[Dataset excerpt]
++++++++++++++++++++
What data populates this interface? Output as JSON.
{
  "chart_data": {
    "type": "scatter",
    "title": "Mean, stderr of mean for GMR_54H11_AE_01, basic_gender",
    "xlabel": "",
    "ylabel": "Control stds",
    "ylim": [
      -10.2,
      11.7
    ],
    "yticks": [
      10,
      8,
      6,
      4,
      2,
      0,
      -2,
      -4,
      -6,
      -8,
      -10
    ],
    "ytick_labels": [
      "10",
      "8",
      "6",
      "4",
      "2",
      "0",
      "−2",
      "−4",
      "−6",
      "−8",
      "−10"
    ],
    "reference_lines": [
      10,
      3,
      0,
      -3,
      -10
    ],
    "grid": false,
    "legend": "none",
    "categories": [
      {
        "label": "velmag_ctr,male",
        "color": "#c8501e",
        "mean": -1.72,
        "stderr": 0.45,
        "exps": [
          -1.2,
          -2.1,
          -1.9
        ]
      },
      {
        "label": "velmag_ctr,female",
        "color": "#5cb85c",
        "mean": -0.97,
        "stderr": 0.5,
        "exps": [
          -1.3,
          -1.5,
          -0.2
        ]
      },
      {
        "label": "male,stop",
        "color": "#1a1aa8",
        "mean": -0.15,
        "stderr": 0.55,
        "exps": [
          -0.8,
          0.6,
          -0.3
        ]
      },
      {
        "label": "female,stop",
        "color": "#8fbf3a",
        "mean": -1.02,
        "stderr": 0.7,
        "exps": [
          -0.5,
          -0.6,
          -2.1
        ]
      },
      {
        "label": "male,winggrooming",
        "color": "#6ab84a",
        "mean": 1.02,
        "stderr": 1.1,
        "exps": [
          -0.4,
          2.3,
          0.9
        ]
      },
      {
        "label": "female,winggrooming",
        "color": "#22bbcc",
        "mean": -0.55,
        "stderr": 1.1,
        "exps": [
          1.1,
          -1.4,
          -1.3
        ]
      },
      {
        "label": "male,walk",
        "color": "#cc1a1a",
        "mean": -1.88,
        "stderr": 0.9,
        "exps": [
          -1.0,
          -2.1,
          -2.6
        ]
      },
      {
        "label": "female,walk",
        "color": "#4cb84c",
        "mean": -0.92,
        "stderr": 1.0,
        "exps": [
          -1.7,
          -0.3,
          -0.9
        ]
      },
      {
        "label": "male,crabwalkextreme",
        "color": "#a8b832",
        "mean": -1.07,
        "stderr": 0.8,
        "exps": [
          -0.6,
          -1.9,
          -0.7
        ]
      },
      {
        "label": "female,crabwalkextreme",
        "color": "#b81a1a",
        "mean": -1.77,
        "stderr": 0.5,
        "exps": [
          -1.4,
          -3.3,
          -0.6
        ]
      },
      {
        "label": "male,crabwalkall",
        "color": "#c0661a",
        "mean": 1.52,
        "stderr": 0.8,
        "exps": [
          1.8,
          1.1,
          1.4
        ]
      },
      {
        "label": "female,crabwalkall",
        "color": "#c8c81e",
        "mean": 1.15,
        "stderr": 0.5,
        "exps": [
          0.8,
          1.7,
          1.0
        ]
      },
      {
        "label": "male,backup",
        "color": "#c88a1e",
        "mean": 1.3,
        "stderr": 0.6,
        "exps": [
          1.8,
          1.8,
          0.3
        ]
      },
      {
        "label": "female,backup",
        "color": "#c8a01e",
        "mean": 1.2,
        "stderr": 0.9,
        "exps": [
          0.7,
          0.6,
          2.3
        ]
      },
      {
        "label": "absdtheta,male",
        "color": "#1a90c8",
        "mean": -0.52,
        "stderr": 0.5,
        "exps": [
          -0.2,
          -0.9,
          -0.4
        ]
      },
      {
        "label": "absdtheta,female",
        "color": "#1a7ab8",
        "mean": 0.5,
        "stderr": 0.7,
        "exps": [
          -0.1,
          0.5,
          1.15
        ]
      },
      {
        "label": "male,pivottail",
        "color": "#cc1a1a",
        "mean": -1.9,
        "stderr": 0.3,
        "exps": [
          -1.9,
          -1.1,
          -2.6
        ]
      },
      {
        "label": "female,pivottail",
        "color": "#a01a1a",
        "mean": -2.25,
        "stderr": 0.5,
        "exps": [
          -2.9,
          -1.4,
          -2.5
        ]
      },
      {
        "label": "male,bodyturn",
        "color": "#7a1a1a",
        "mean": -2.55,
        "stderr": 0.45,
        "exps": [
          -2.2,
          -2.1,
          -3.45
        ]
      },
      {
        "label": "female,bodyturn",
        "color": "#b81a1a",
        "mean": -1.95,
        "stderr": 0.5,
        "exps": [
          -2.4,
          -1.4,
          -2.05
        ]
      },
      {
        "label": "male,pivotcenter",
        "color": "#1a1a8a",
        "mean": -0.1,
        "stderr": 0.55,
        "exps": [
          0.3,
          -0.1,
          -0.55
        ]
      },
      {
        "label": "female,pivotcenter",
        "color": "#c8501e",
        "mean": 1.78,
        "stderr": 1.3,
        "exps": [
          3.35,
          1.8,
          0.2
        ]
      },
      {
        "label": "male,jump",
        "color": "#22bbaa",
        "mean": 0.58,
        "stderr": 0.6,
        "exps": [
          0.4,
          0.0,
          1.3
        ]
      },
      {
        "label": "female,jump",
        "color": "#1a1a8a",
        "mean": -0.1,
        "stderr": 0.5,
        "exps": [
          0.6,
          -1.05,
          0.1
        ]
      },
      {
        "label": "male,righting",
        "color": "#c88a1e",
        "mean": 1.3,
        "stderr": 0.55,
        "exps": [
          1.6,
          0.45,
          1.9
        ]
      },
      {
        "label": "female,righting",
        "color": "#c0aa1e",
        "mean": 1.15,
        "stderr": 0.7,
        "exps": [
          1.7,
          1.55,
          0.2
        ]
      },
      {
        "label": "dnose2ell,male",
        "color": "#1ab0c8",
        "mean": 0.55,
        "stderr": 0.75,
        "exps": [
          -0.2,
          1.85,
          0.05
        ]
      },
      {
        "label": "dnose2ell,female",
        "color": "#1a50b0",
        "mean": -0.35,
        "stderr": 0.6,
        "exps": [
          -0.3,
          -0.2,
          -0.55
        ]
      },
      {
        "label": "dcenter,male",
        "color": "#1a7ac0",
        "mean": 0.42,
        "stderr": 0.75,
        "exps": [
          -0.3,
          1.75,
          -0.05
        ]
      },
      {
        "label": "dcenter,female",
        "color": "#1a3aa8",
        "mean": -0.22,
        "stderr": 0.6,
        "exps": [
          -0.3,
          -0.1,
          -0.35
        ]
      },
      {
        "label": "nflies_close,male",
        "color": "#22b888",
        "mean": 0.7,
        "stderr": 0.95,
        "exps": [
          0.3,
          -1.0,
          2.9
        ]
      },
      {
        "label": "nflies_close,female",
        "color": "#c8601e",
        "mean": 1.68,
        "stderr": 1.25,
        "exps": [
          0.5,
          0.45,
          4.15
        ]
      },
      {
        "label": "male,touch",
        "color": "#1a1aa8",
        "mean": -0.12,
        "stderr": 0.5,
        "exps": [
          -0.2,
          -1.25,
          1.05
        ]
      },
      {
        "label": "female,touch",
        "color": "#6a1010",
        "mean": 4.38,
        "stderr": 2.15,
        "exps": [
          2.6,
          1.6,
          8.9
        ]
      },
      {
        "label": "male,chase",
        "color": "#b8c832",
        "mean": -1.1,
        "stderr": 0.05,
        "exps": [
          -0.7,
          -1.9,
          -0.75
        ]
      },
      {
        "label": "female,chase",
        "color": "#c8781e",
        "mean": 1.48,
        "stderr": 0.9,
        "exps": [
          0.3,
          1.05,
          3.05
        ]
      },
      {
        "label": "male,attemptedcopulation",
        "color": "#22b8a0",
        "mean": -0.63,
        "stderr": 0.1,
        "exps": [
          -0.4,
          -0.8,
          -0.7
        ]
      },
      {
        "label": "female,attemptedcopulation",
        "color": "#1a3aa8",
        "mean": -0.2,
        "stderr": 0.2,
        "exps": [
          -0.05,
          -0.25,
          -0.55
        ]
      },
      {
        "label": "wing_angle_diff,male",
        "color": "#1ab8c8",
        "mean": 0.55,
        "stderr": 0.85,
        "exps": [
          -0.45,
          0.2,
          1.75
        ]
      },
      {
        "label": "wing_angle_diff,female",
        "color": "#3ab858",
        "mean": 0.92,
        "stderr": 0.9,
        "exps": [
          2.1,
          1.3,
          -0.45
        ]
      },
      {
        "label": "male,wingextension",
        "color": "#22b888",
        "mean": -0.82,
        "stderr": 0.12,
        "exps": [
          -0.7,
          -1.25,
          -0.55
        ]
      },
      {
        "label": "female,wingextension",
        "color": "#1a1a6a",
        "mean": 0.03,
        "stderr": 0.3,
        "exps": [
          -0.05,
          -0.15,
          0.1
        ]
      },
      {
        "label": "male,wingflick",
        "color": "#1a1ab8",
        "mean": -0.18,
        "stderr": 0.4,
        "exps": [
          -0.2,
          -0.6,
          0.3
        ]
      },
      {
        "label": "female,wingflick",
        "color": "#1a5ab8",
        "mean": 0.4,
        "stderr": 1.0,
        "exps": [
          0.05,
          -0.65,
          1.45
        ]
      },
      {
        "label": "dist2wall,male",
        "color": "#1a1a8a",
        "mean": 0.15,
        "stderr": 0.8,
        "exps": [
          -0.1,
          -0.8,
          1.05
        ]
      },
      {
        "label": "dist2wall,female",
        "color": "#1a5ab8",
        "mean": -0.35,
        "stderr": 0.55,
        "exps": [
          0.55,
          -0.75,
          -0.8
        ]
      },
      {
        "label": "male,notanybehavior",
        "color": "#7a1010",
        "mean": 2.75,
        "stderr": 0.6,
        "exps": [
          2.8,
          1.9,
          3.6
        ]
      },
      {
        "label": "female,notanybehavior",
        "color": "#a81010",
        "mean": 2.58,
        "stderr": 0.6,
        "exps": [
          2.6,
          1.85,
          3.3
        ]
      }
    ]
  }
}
++++++++++++++++++++
Problem to solve:
Out of the material above, select every line that holds the string "wingextension".

Response to the task:
        "label": "male,wingextension",
        "label": "female,wingextension",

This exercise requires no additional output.